Stored items:
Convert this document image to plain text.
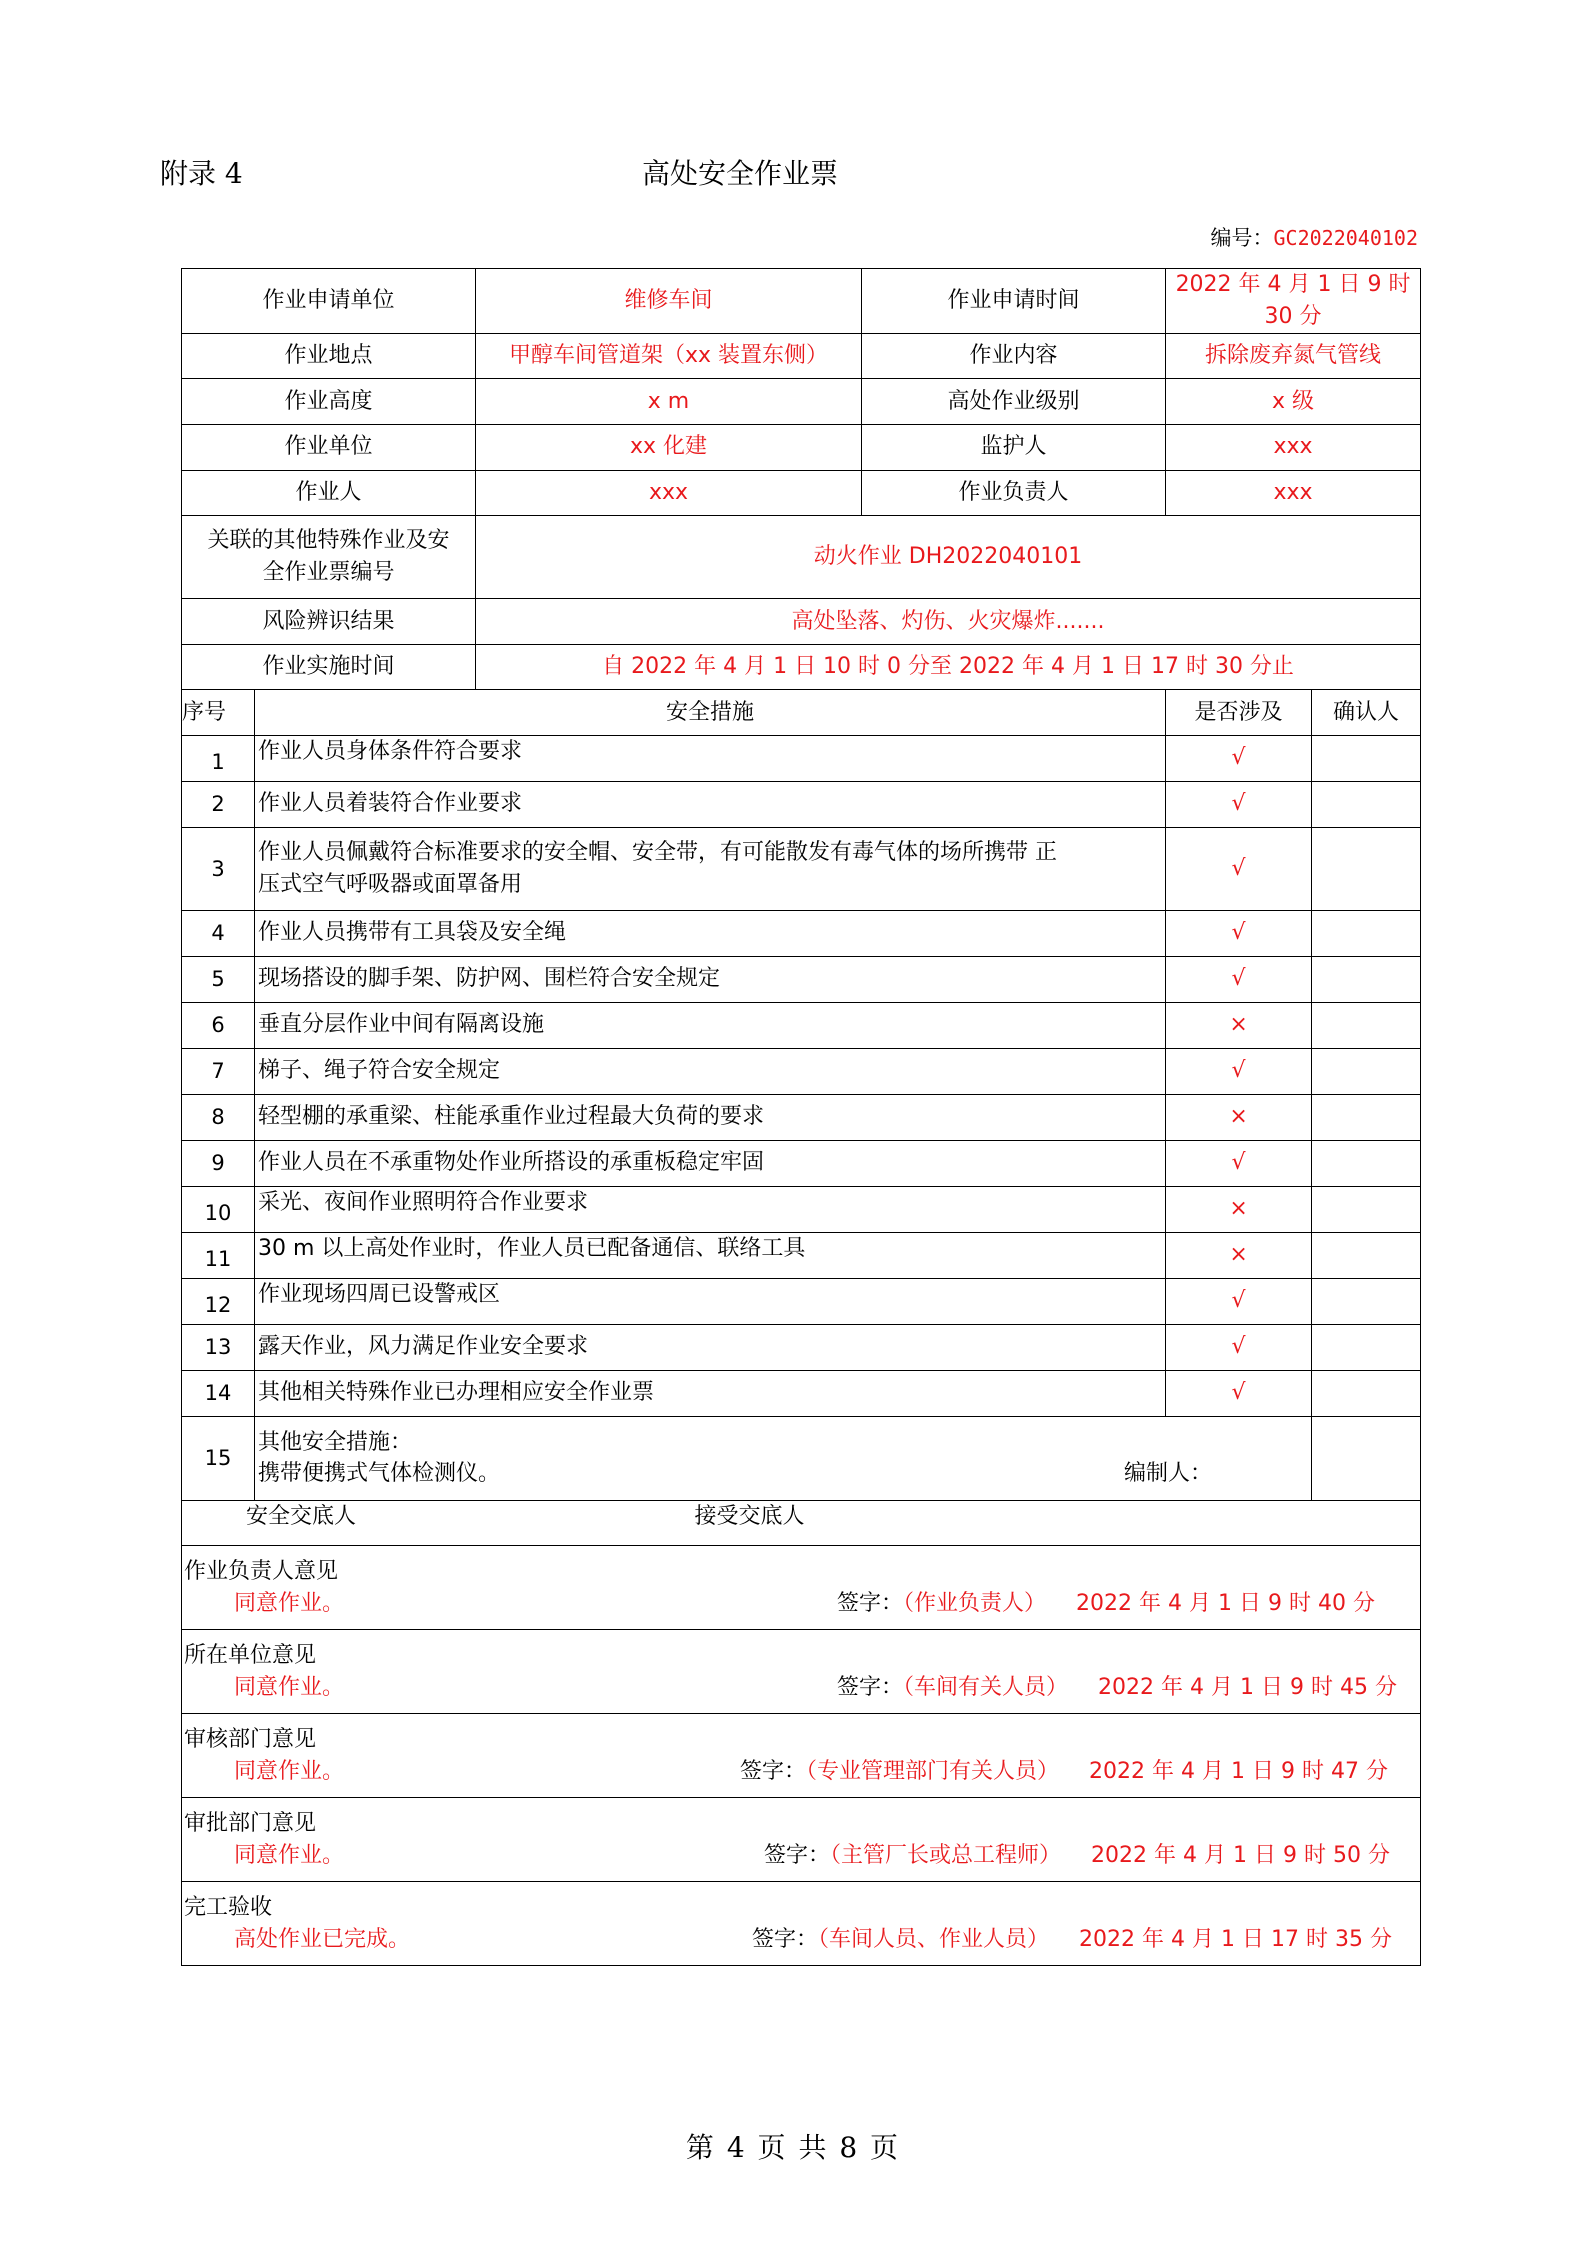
附录 4	高处安全作业票
编号：GC2022040102
作业申请单位		维修车间	作业申请时间	2022 年 4 月 1 日 9 时 30 分	
作业地点		甲醇车间管道架（xx 装置东侧）	作业内容	拆除废弃氮气管线	
作业高度		x m	高处作业级别	x 级	
作业单位		xx 化建	监护人	xxx	
作业人		xxx	作业负责人	xxx	

关联的其他特殊作业及安
全作业票编号		动火作业 DH2022040101			
风险辨识结果		高处坠落、灼伤、火灾爆炸.......			
作业实施时间		自 2022 年 4 月 1 日 10 时 0 分至 2022 年 4 月 1 日 17 时 30 分止			
序号	安全措施			是否涉及	确认人
1	作业人员身体条件符合要求			√	
2	作业人员着装符合作业要求			√	
3	作业人员佩戴符合标准要求的安全帽、安全带，有可能散发有毒气体的场所携带 正
压式空气呼吸器或面罩备用			√	
4	作业人员携带有工具袋及安全绳			√	
5	现场搭设的脚手架、防护网、围栏符合安全规定			√	
6	垂直分层作业中间有隔离设施			×	
7	梯子、绳子符合安全规定			√	
8	轻型棚的承重梁、柱能承重作业过程最大负荷的要求			×	
9	作业人员在不承重物处作业所搭设的承重板稳定牢固			√	
10	采光、夜间作业照明符合作业要求			×	
11	30 m 以上高处作业时，作业人员已配备通信、联络工具			×	
12	作业现场四周已设警戒区			√	
13	露天作业，风力满足作业安全要求			√	
14	其他相关特殊作业已办理相应安全作业票			√	
15	其他安全措施：
携带便携式气体检测仪。 编制人：				

安全交底人			接受交底人		

作业负责人意见
同意作业。 签字：（作业负责人） 2022 年 4 月 1 日 9 时 40 分					

所在单位意见
同意作业。 签字：（车间有关人员） 2022 年 4 月 1 日 9 时 45 分					

审核部门意见
同意作业。 签字：（专业管理部门有关人员） 2022 年 4 月 1 日 9 时 47 分					

审批部门意见
同意作业。 签字：（主管厂长或总工程师） 2022 年 4 月 1 日 9 时 50 分					

完工验收
高处作业已完成。 签字：（车间人员、作业人员） 2022 年 4 月 1 日 17 时 35 分					
第 4 页 共 8 页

> EXERCISE REQUIREMENTS
Copy down every line of the entries containing the word "同意作业".

> EXERCISE RESPONSE
同意作业。 签字：（作业负责人） 2022 年 4 月 1 日 9 时 40 分					
同意作业。 签字：（车间有关人员） 2022 年 4 月 1 日 9 时 45 分					
同意作业。 签字：（专业管理部门有关人员） 2022 年 4 月 1 日 9 时 47 分					
同意作业。 签字：（主管厂长或总工程师） 2022 年 4 月 1 日 9 时 50 分					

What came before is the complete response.